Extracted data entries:
■ ■ ■ ■ ■

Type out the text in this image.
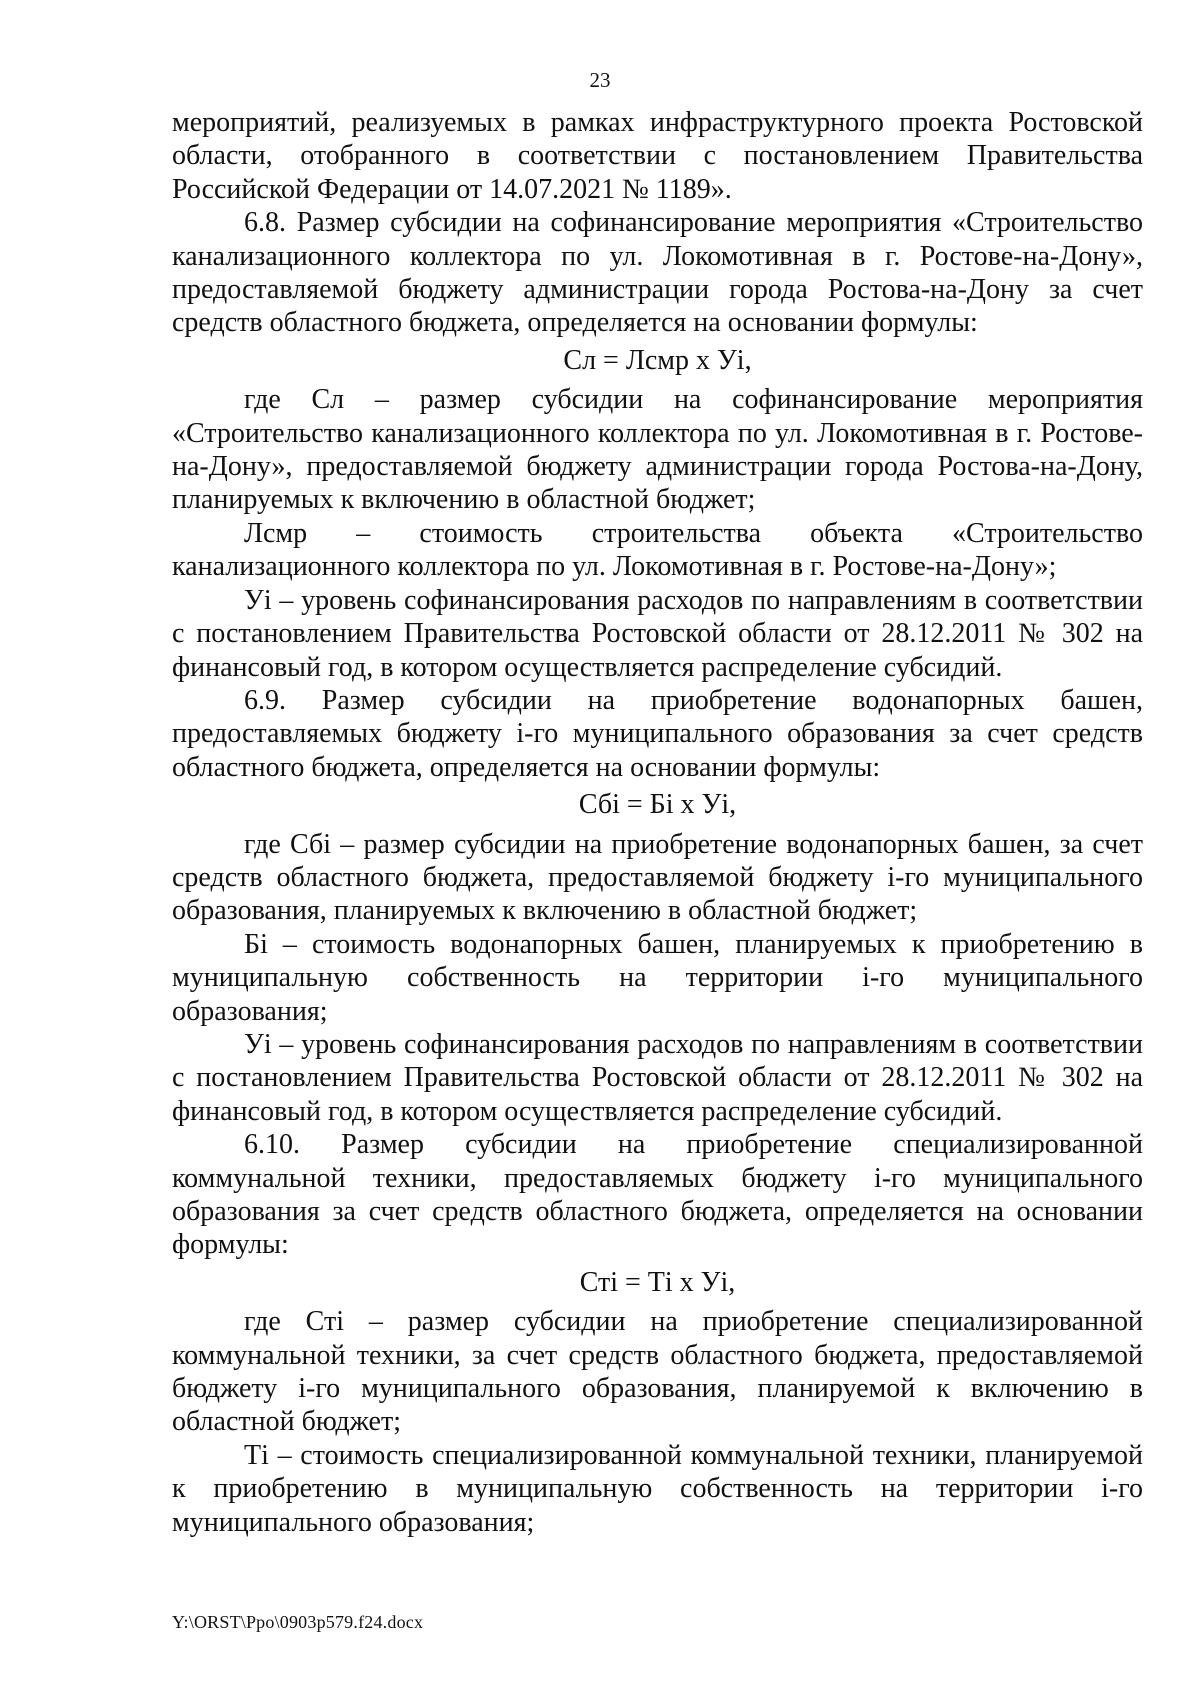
23

мероприятий, реализуемых в рамках инфраструктурного проекта Ростовской области, отобранного в соответствии с постановлением Правительства Российской Федерации от 14.07.2021 № 1189».

6.8. Размер субсидии на софинансирование мероприятия «Строительство канализационного коллектора по ул. Локомотивная в г. Ростове-на-Дону», предоставляемой бюджету администрации города Ростова-на-Дону за счет средств областного бюджета, определяется на основании формулы:

Сл = Лсмр х Уi,

где Сл – размер субсидии на софинансирование мероприятия «Строительство канализационного коллектора по ул. Локомотивная в г. Ростове-на-Дону», предоставляемой бюджету администрации города Ростова-на-Дону, планируемых к включению в областной бюджет;

Лсмр – стоимость строительства объекта «Строительство канализационного коллектора по ул. Локомотивная в г. Ростове-на-Дону»;

Уi – уровень софинансирования расходов по направлениям в соответствии с постановлением Правительства Ростовской области от 28.12.2011 № 302 на финансовый год, в котором осуществляется распределение субсидий.

6.9. Размер субсидии на приобретение водонапорных башен, предоставляемых бюджету i-го муниципального образования за счет средств областного бюджета, определяется на основании формулы:

Сбi = Бi х Уi,

где Сбi – размер субсидии на приобретение водонапорных башен, за счет средств областного бюджета, предоставляемой бюджету i-го муниципального образования, планируемых к включению в областной бюджет;

Бi – стоимость водонапорных башен, планируемых к приобретению в муниципальную собственность на территории i-го муниципального образования;

Уi – уровень софинансирования расходов по направлениям в соответствии с постановлением Правительства Ростовской области от 28.12.2011 № 302 на финансовый год, в котором осуществляется распределение субсидий.

6.10. Размер субсидии на приобретение специализированной коммунальной техники, предоставляемых бюджету i-го муниципального образования за счет средств областного бюджета, определяется на основании формулы:

Стi = Тi х Уi,

где Стi – размер субсидии на приобретение специализированной коммунальной техники, за счет средств областного бюджета, предоставляемой бюджету i-го муниципального образования, планируемой к включению в областной бюджет;

Тi – стоимость специализированной коммунальной техники, планируемой к приобретению в муниципальную собственность на территории i-го муниципального образования;

Y:\ORST\Ppo\0903p579.f24.docx
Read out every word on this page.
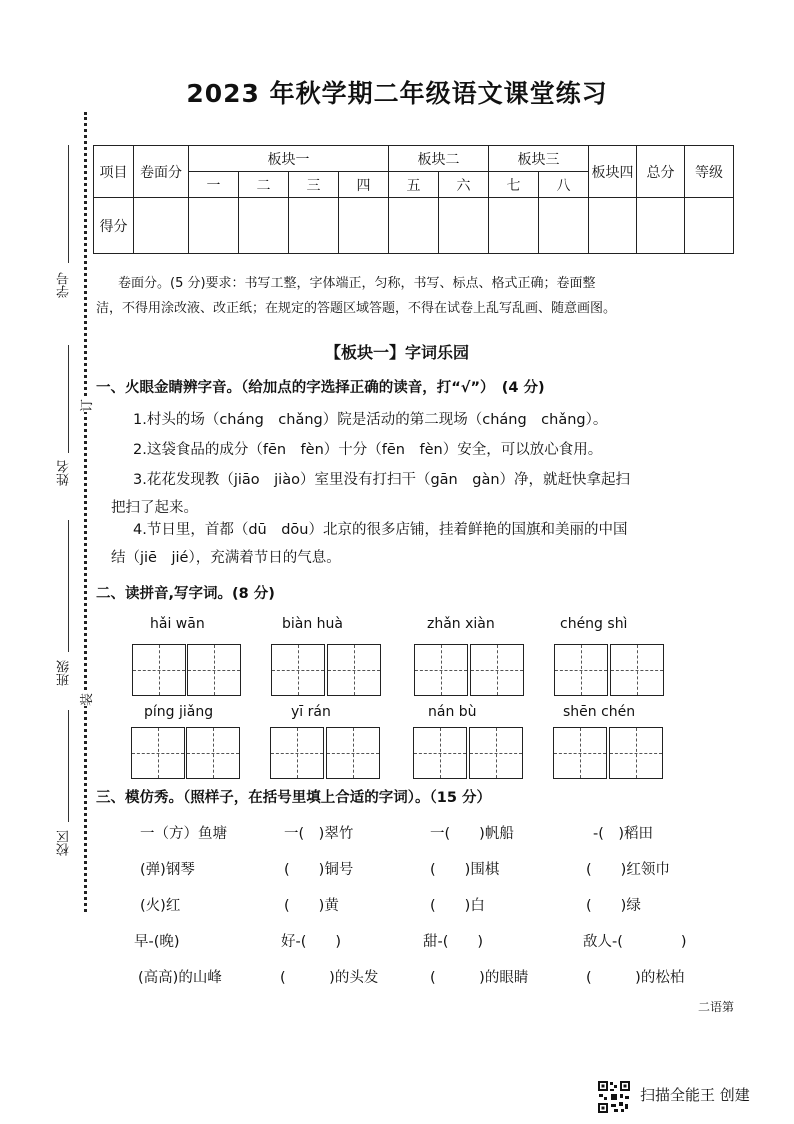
2023 年秋学期二年级语文课堂练习
学号
订
姓名
班级
装
校区
项目	卷面分	板块一				板块二		板块三		板块四	总分	等级
		一	二	三	四	五	六	七	八			
得分												
卷面分。(5 分)要求：书写工整，字体端正，匀称，书写、标点、格式正确；卷面整
洁，不得用涂改液、改正纸；在规定的答题区域答题，不得在试卷上乱写乱画、随意画图。
【板块一】字词乐园
一、火眼金睛辨字音。（给加点的字选择正确的读音，打“√”）　(4 分)
1.村头的场（cháng　chǎng）院是活动的第二现场（cháng　chǎng）。
2.这袋食品的成分（fēn　fèn）十分（fēn　fèn）安全，可以放心食用。
3.花花发现教（jiāo　jiào）室里没有打扫干（gān　gàn）净，就赶快拿起扫
把扫了起来。
4.节日里，首都（dū　dōu）北京的很多店铺，挂着鲜艳的国旗和美丽的中国
结（jiē　jié），充满着节日的气息。
二、读拼音,写字词。(8 分)
hǎi wān	biàn huà	zhǎn xiàn	chéng shì
píng jiǎng	yī rán	nán bù	shēn chén
三、模仿秀。（照样子，在括号里填上合适的字词）。（15 分）
一（方）鱼塘	一(　)翠竹	一(　　)帆船	-(　)稻田
(弹)钢琴	(　　)铜号	(　　)围棋	(　　)红领巾
(火)红	(　　)黄	(　　)白	(　　)绿
早-(晚)	好-(　　)	甜-(　　)	敌人-(　　　　)
(高高)的山峰	(　　　)的头发	(　　　)的眼睛	(　　　)的松柏
二语第
扫描全能王 创建
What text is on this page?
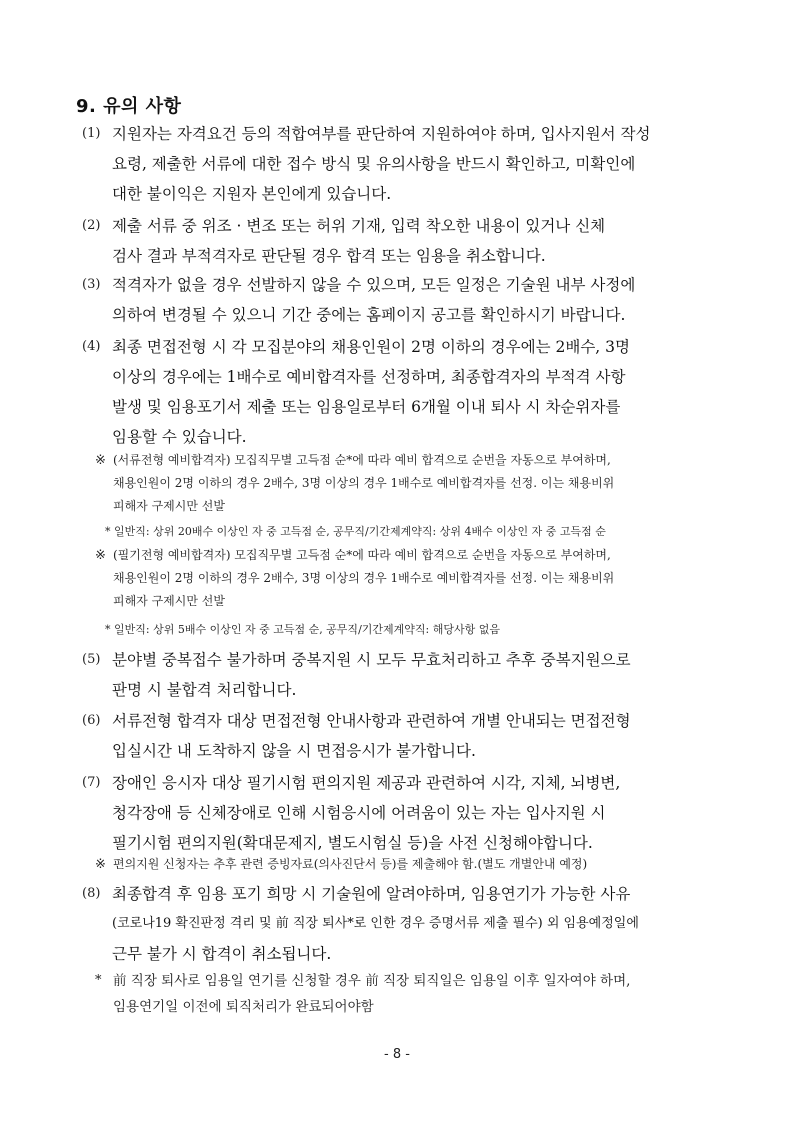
9. 유의 사항
(1) 지원자는 자격요건 등의 적합여부를 판단하여 지원하여야 하며, 입사지원서 작성
요령, 제출한 서류에 대한 접수 방식 및 유의사항을 반드시 확인하고, 미확인에
대한 불이익은 지원자 본인에게 있습니다.
(2) 제출 서류 중 위조 · 변조 또는 허위 기재, 입력 착오한 내용이 있거나 신체
검사 결과 부적격자로 판단될 경우 합격 또는 임용을 취소합니다.
(3) 적격자가 없을 경우 선발하지 않을 수 있으며, 모든 일정은 기술원 내부 사정에
의하여 변경될 수 있으니 기간 중에는 홈페이지 공고를 확인하시기 바랍니다.
(4) 최종 면접전형 시 각 모집분야의 채용인원이 2명 이하의 경우에는 2배수, 3명
이상의 경우에는 1배수로 예비합격자를 선정하며, 최종합격자의 부적격 사항
발생 및 임용포기서 제출 또는 임용일로부터 6개월 이내 퇴사 시 차순위자를
임용할 수 있습니다.
※ (서류전형 예비합격자) 모집직무별 고득점 순*에 따라 예비 합격으로 순번을 자동으로 부여하며,
채용인원이 2명 이하의 경우 2배수, 3명 이상의 경우 1배수로 예비합격자를 선정. 이는 채용비위
피해자 구제시만 선발
* 일반직: 상위 20배수 이상인 자 중 고득점 순, 공무직/기간제계약직: 상위 4배수 이상인 자 중 고득점 순
※ (필기전형 예비합격자) 모집직무별 고득점 순*에 따라 예비 합격으로 순번을 자동으로 부여하며,
채용인원이 2명 이하의 경우 2배수, 3명 이상의 경우 1배수로 예비합격자를 선정. 이는 채용비위
피해자 구제시만 선발
* 일반직: 상위 5배수 이상인 자 중 고득점 순, 공무직/기간제계약직: 해당사항 없음
(5) 분야별 중복접수 불가하며 중복지원 시 모두 무효처리하고 추후 중복지원으로
판명 시 불합격 처리합니다.
(6) 서류전형 합격자 대상 면접전형 안내사항과 관련하여 개별 안내되는 면접전형
입실시간 내 도착하지 않을 시 면접응시가 불가합니다.
(7) 장애인 응시자 대상 필기시험 편의지원 제공과 관련하여 시각, 지체, 뇌병변,
청각장애 등 신체장애로 인해 시험응시에 어려움이 있는 자는 입사지원 시
필기시험 편의지원(확대문제지, 별도시험실 등)을 사전 신청해야합니다.
※ 편의지원 신청자는 추후 관련 증빙자료(의사진단서 등)를 제출해야 함.(별도 개별안내 예정)
(8) 최종합격 후 임용 포기 희망 시 기술원에 알려야하며, 임용연기가 가능한 사유
(코로나19 확진판정 격리 및 前 직장 퇴사*로 인한 경우 증명서류 제출 필수) 외 임용예정일에
근무 불가 시 합격이 취소됩니다.
* 前 직장 퇴사로 임용일 연기를 신청할 경우 前 직장 퇴직일은 임용일 이후 일자여야 하며,
임용연기일 이전에 퇴직처리가 완료되어야함
- 8 -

■ ■ ■ ■ ■

* _EXERCISE GOAL_:
Repeat exactly the lines in the entries from the one containing "Read out every word on this page." to the final line, inclusive, and nothing beyond them; skip pictures.

* _THE SOLUTION_:
Read out every word on this page.
2023 年秋学期二年级语文课堂练习
学号
订
姓名
班级
装
校区
项目	卷面分	板块一				板块二		板块三		板块四	总分	等级
		一	二	三	四	五	六	七	八			
得分												
卷面分。(5 分)要求：书写工整，字体端正，匀称，书写、标点、格式正确；卷面整
洁，不得用涂改液、改正纸；在规定的答题区域答题，不得在试卷上乱写乱画、随意画图。
【板块一】字词乐园
一、火眼金睛辨字音。（给加点的字选择正确的读音，打“√”）　(4 分)
1.村头的场（cháng　chǎng）院是活动的第二现场（cháng　chǎng）。
2.这袋食品的成分（fēn　fèn）十分（fēn　fèn）安全，可以放心食用。
3.花花发现教（jiāo　jiào）室里没有打扫干（gān　gàn）净，就赶快拿起扫
把扫了起来。
4.节日里，首都（dū　dōu）北京的很多店铺，挂着鲜艳的国旗和美丽的中国
结（jiē　jié），充满着节日的气息。
二、读拼音,写字词。(8 分)
hǎi wān	biàn huà	zhǎn xiàn	chéng shì
píng jiǎng	yī rán	nán bù	shēn chén
三、模仿秀。（照样子，在括号里填上合适的字词）。（15 分）
一（方）鱼塘	一(　)翠竹	一(　　)帆船	-(　)稻田
(弹)钢琴	(　　)铜号	(　　)围棋	(　　)红领巾
(火)红	(　　)黄	(　　)白	(　　)绿
早-(晚)	好-(　　)	甜-(　　)	敌人-(　　　　)
(高高)的山峰	(　　　)的头发	(　　　)的眼睛	(　　　)的松柏
二语第
扫描全能王 创建
What text is on this page?
9. 유의 사항
(1) 지원자는 자격요건 등의 적합여부를 판단하여 지원하여야 하며, 입사지원서 작성
요령, 제출한 서류에 대한 접수 방식 및 유의사항을 반드시 확인하고, 미확인에
대한 불이익은 지원자 본인에게 있습니다.
(2) 제출 서류 중 위조 · 변조 또는 허위 기재, 입력 착오한 내용이 있거나 신체
검사 결과 부적격자로 판단될 경우 합격 또는 임용을 취소합니다.
(3) 적격자가 없을 경우 선발하지 않을 수 있으며, 모든 일정은 기술원 내부 사정에
의하여 변경될 수 있으니 기간 중에는 홈페이지 공고를 확인하시기 바랍니다.
(4) 최종 면접전형 시 각 모집분야의 채용인원이 2명 이하의 경우에는 2배수, 3명
이상의 경우에는 1배수로 예비합격자를 선정하며, 최종합격자의 부적격 사항
발생 및 임용포기서 제출 또는 임용일로부터 6개월 이내 퇴사 시 차순위자를
임용할 수 있습니다.
※ (서류전형 예비합격자) 모집직무별 고득점 순*에 따라 예비 합격으로 순번을 자동으로 부여하며,
채용인원이 2명 이하의 경우 2배수, 3명 이상의 경우 1배수로 예비합격자를 선정. 이는 채용비위
피해자 구제시만 선발
* 일반직: 상위 20배수 이상인 자 중 고득점 순, 공무직/기간제계약직: 상위 4배수 이상인 자 중 고득점 순
※ (필기전형 예비합격자) 모집직무별 고득점 순*에 따라 예비 합격으로 순번을 자동으로 부여하며,
채용인원이 2명 이하의 경우 2배수, 3명 이상의 경우 1배수로 예비합격자를 선정. 이는 채용비위
피해자 구제시만 선발
* 일반직: 상위 5배수 이상인 자 중 고득점 순, 공무직/기간제계약직: 해당사항 없음
(5) 분야별 중복접수 불가하며 중복지원 시 모두 무효처리하고 추후 중복지원으로
판명 시 불합격 처리합니다.
(6) 서류전형 합격자 대상 면접전형 안내사항과 관련하여 개별 안내되는 면접전형
입실시간 내 도착하지 않을 시 면접응시가 불가합니다.
(7) 장애인 응시자 대상 필기시험 편의지원 제공과 관련하여 시각, 지체, 뇌병변,
청각장애 등 신체장애로 인해 시험응시에 어려움이 있는 자는 입사지원 시
필기시험 편의지원(확대문제지, 별도시험실 등)을 사전 신청해야합니다.
※ 편의지원 신청자는 추후 관련 증빙자료(의사진단서 등)를 제출해야 함.(별도 개별안내 예정)
(8) 최종합격 후 임용 포기 희망 시 기술원에 알려야하며, 임용연기가 가능한 사유
(코로나19 확진판정 격리 및 前 직장 퇴사*로 인한 경우 증명서류 제출 필수) 외 임용예정일에
근무 불가 시 합격이 취소됩니다.
* 前 직장 퇴사로 임용일 연기를 신청할 경우 前 직장 퇴직일은 임용일 이후 일자여야 하며,
임용연기일 이전에 퇴직처리가 완료되어야함
- 8 -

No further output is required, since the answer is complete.